-- begin --
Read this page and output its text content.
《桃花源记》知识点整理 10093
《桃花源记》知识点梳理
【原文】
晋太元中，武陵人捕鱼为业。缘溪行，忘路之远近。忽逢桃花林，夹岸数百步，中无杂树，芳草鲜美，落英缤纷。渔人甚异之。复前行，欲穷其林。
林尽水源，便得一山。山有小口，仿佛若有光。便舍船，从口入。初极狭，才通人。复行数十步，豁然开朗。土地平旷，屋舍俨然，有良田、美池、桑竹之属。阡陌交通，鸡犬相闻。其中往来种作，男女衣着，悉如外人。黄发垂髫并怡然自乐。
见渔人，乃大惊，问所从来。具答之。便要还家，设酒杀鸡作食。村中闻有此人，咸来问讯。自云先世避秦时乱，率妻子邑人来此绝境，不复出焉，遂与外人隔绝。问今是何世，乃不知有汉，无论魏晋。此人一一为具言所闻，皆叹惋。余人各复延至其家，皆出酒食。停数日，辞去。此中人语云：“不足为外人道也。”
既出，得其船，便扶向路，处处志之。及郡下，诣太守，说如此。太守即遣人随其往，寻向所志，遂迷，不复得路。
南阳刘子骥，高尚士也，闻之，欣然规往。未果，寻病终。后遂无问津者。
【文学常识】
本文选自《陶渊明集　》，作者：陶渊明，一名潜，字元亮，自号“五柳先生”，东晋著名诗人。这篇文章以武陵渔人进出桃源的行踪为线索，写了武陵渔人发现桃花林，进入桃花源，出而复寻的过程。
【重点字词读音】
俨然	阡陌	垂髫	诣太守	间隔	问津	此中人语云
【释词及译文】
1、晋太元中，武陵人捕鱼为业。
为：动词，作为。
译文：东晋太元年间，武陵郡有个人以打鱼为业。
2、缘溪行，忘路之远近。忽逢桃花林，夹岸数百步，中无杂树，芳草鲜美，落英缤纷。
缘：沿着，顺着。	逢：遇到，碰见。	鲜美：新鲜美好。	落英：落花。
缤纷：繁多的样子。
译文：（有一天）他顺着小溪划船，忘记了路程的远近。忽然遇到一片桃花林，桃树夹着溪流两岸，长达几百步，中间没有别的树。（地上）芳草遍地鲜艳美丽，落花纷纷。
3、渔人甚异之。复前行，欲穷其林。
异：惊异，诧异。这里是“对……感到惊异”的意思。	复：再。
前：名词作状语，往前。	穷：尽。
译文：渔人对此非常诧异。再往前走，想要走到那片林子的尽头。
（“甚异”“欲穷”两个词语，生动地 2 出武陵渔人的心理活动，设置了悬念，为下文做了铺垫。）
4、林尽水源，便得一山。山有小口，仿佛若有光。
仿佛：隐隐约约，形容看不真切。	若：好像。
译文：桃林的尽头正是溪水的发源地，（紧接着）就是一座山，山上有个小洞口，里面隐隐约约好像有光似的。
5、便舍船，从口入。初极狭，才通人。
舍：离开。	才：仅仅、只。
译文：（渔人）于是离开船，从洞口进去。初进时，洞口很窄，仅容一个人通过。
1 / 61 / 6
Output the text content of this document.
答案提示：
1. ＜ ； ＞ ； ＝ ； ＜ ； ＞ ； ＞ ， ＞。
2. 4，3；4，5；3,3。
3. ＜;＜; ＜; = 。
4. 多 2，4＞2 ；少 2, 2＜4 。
-- end --
Take the entries and copy them out exactly.

▶ [Output]
Read this page and output its text content.
《桃花源记》知识点整理 10093
《桃花源记》知识点梳理
【原文】
晋太元中，武陵人捕鱼为业。缘溪行，忘路之远近。忽逢桃花林，夹岸数百步，中无杂树，芳草鲜美，落英缤纷。渔人甚异之。复前行，欲穷其林。
林尽水源，便得一山。山有小口，仿佛若有光。便舍船，从口入。初极狭，才通人。复行数十步，豁然开朗。土地平旷，屋舍俨然，有良田、美池、桑竹之属。阡陌交通，鸡犬相闻。其中往来种作，男女衣着，悉如外人。黄发垂髫并怡然自乐。
见渔人，乃大惊，问所从来。具答之。便要还家，设酒杀鸡作食。村中闻有此人，咸来问讯。自云先世避秦时乱，率妻子邑人来此绝境，不复出焉，遂与外人隔绝。问今是何世，乃不知有汉，无论魏晋。此人一一为具言所闻，皆叹惋。余人各复延至其家，皆出酒食。停数日，辞去。此中人语云：“不足为外人道也。”
既出，得其船，便扶向路，处处志之。及郡下，诣太守，说如此。太守即遣人随其往，寻向所志，遂迷，不复得路。
南阳刘子骥，高尚士也，闻之，欣然规往。未果，寻病终。后遂无问津者。
【文学常识】
本文选自《陶渊明集　》，作者：陶渊明，一名潜，字元亮，自号“五柳先生”，东晋著名诗人。这篇文章以武陵渔人进出桃源的行踪为线索，写了武陵渔人发现桃花林，进入桃花源，出而复寻的过程。
【重点字词读音】
俨然	阡陌	垂髫	诣太守	间隔	问津	此中人语云
【释词及译文】
1、晋太元中，武陵人捕鱼为业。
为：动词，作为。
译文：东晋太元年间，武陵郡有个人以打鱼为业。
2、缘溪行，忘路之远近。忽逢桃花林，夹岸数百步，中无杂树，芳草鲜美，落英缤纷。
缘：沿着，顺着。	逢：遇到，碰见。	鲜美：新鲜美好。	落英：落花。
缤纷：繁多的样子。
译文：（有一天）他顺着小溪划船，忘记了路程的远近。忽然遇到一片桃花林，桃树夹着溪流两岸，长达几百步，中间没有别的树。（地上）芳草遍地鲜艳美丽，落花纷纷。
3、渔人甚异之。复前行，欲穷其林。
异：惊异，诧异。这里是“对……感到惊异”的意思。	复：再。
前：名词作状语，往前。	穷：尽。
译文：渔人对此非常诧异。再往前走，想要走到那片林子的尽头。
（“甚异”“欲穷”两个词语，生动地 2 出武陵渔人的心理活动，设置了悬念，为下文做了铺垫。）
4、林尽水源，便得一山。山有小口，仿佛若有光。
仿佛：隐隐约约，形容看不真切。	若：好像。
译文：桃林的尽头正是溪水的发源地，（紧接着）就是一座山，山上有个小洞口，里面隐隐约约好像有光似的。
5、便舍船，从口入。初极狭，才通人。
舍：离开。	才：仅仅、只。
译文：（渔人）于是离开船，从洞口进去。初进时，洞口很窄，仅容一个人通过。
1 / 61 / 6
Output the text content of this document.
答案提示：
1. ＜ ； ＞ ； ＝ ； ＜ ； ＞ ； ＞ ， ＞。
2. 4，3；4，5；3,3。
3. ＜;＜; ＜; = 。
4. 多 2，4＞2 ；少 2, 2＜4 。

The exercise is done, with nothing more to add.